Which lines have the string "this"? Copy all of them from the entries below.

** start **

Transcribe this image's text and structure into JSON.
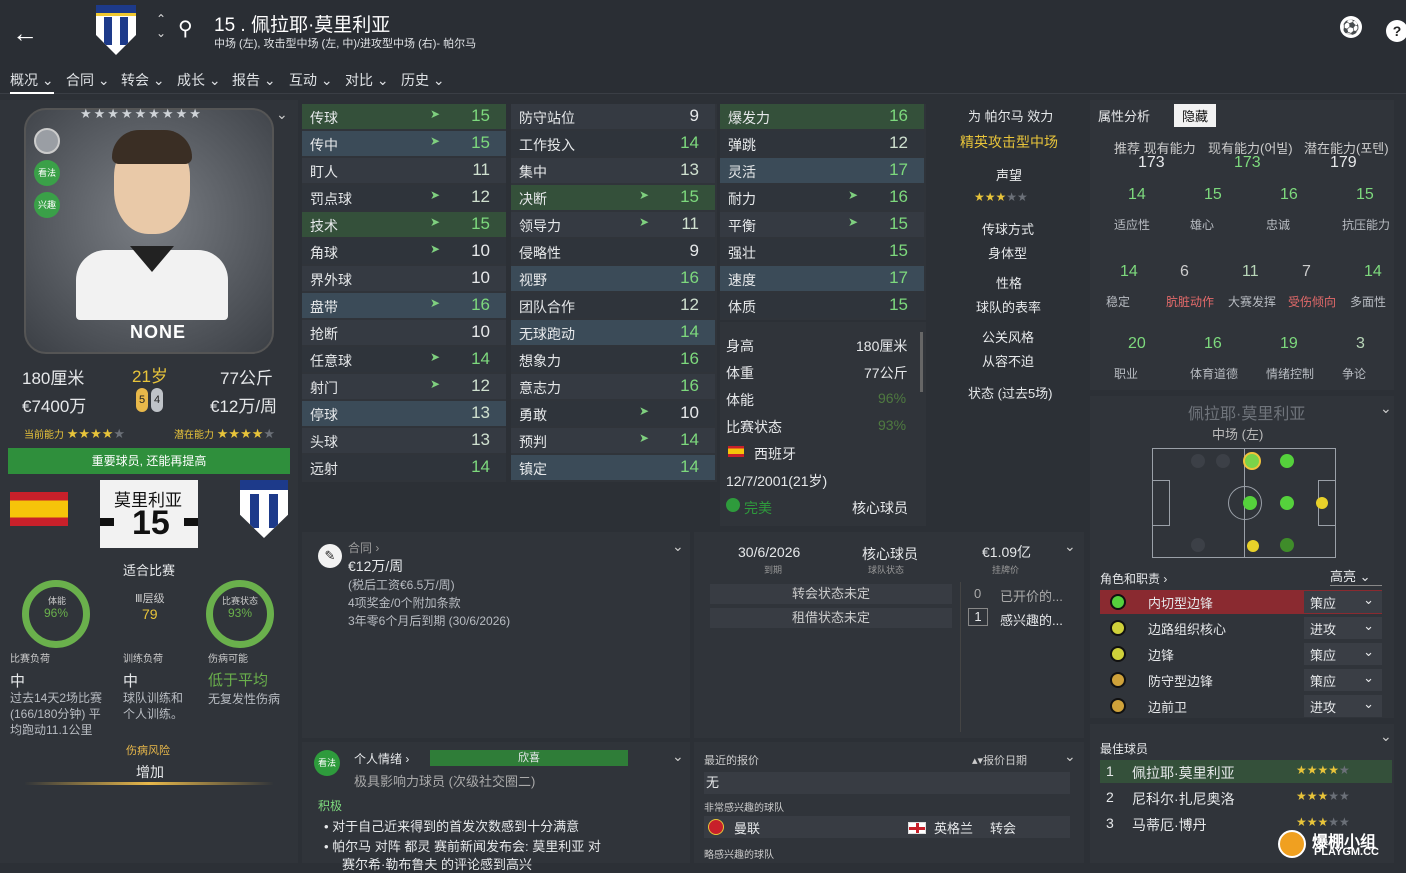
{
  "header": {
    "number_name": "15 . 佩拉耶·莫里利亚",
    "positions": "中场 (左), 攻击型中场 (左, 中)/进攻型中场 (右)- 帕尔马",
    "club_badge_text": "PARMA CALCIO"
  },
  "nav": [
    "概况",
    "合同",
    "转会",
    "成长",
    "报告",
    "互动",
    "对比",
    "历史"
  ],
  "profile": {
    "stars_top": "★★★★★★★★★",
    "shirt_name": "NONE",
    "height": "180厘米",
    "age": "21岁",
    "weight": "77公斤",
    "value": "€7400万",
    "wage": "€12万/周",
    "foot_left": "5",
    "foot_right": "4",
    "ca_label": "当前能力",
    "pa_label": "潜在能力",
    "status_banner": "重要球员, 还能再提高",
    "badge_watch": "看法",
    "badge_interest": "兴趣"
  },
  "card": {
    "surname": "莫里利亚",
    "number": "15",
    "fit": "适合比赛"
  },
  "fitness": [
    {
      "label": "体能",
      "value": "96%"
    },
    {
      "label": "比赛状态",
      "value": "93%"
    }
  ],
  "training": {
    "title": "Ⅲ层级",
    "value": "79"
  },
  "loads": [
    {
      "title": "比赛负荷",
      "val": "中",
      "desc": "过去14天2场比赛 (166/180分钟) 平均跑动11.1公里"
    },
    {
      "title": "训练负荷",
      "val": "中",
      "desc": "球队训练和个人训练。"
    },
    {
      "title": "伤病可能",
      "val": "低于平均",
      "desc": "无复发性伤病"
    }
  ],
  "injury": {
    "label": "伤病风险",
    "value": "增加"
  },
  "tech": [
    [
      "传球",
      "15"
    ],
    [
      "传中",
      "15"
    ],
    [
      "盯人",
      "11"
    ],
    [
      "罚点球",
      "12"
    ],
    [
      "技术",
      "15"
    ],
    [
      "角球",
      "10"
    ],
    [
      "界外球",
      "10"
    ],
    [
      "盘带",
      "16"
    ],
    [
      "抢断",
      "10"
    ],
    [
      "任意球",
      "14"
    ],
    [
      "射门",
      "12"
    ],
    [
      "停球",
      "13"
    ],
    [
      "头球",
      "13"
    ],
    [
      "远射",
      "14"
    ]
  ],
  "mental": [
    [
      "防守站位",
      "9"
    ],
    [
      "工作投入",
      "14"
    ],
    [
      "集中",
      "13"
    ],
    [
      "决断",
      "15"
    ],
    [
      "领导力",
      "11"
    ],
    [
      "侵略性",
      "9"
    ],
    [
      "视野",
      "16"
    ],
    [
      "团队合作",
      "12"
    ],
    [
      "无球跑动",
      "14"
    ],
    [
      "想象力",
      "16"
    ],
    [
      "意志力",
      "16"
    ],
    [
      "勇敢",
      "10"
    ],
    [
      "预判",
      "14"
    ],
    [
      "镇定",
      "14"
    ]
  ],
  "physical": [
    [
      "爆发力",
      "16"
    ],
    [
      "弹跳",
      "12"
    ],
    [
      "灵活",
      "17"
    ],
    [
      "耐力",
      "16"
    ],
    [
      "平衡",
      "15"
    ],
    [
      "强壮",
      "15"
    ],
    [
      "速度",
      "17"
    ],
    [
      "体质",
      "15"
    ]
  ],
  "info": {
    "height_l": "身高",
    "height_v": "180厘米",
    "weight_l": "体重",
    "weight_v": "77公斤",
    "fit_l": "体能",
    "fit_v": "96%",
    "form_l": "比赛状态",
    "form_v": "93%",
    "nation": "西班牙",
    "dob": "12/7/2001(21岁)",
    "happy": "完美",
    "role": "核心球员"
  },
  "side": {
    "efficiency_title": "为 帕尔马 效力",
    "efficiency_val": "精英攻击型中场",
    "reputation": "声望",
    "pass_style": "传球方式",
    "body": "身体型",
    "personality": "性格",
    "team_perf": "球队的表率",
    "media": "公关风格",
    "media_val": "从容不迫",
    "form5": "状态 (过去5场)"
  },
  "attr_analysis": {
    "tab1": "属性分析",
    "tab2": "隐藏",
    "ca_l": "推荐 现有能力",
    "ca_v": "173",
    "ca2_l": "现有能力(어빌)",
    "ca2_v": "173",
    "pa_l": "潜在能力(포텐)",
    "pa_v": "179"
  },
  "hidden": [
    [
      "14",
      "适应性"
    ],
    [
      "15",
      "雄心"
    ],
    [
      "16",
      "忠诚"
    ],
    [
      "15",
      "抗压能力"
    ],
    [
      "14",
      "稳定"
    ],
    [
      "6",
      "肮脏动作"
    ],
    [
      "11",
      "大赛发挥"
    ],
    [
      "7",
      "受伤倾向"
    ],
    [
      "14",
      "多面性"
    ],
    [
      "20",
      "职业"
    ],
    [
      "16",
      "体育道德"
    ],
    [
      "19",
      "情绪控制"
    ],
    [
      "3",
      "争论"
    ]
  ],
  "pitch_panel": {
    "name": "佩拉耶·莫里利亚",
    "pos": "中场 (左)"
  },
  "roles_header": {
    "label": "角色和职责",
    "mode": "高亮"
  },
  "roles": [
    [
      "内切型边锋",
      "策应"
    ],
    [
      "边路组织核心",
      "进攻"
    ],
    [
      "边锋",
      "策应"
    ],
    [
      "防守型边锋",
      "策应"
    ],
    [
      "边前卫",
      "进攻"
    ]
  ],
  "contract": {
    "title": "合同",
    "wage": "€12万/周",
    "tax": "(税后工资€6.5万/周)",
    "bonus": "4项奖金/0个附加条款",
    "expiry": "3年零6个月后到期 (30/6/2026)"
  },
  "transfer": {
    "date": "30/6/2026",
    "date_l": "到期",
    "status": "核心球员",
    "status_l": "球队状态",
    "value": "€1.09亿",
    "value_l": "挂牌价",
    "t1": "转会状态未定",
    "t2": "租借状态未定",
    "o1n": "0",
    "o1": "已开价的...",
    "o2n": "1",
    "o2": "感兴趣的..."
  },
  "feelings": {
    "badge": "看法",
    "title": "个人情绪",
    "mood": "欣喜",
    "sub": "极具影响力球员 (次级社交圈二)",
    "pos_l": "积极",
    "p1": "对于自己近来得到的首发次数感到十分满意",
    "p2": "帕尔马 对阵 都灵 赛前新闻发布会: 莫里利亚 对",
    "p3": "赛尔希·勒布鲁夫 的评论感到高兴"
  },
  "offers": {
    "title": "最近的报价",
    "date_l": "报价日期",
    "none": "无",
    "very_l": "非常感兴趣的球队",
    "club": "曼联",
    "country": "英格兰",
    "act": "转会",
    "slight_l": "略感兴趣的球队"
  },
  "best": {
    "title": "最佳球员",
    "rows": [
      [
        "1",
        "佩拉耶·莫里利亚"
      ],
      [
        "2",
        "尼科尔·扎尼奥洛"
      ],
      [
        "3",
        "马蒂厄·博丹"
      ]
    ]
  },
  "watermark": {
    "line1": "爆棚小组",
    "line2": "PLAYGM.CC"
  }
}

** end **
** start **

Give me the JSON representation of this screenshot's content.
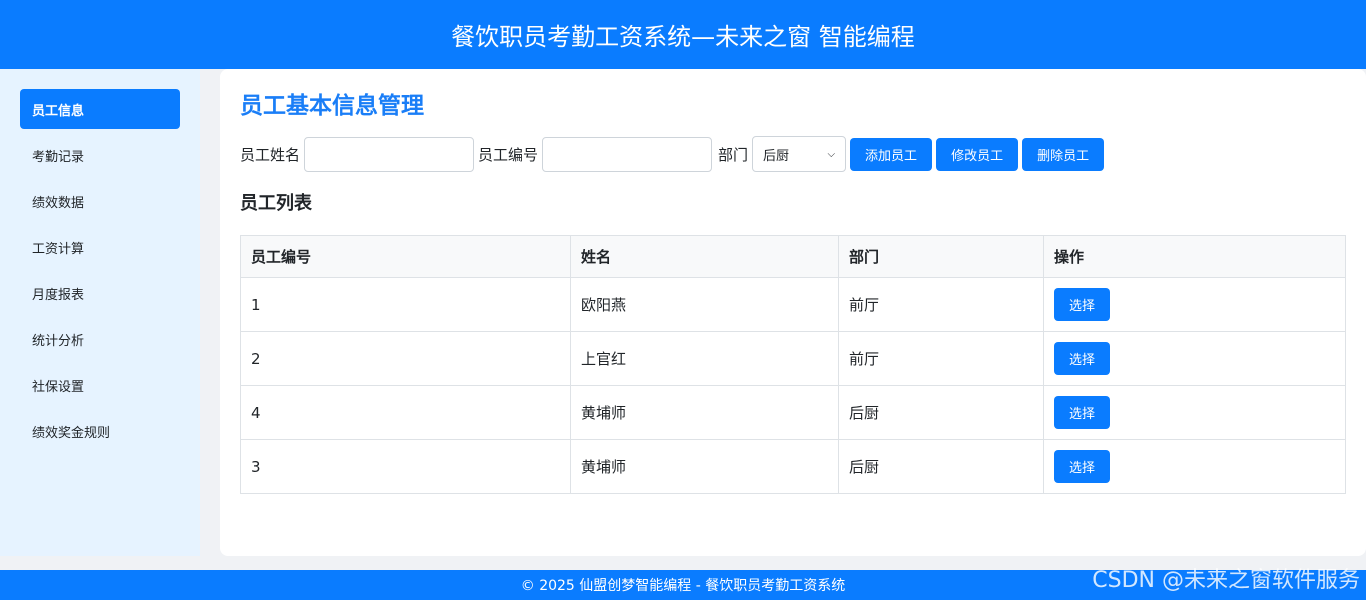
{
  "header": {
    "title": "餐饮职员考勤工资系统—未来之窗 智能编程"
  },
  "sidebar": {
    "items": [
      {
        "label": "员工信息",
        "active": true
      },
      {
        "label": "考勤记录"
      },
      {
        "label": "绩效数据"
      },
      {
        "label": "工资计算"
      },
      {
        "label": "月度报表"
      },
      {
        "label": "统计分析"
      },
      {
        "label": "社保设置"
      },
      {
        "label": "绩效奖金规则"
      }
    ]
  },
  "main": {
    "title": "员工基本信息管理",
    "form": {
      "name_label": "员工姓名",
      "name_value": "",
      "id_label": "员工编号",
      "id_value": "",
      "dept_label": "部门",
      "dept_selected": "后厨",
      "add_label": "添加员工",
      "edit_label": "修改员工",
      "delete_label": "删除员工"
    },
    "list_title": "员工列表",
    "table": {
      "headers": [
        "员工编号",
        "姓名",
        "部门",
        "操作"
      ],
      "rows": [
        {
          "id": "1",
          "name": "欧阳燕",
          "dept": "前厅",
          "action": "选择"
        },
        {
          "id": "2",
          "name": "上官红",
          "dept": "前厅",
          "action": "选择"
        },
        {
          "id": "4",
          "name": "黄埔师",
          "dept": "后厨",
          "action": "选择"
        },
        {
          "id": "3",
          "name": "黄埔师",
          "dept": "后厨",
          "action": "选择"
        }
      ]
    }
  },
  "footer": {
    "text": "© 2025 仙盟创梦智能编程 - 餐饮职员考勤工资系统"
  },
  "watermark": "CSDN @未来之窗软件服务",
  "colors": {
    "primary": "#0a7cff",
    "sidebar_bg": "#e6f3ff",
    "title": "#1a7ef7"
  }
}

** end **

RESPONSE -
Transcribe this image's text and structure into JSON.
Give me the JSON representation of this screenshot's content.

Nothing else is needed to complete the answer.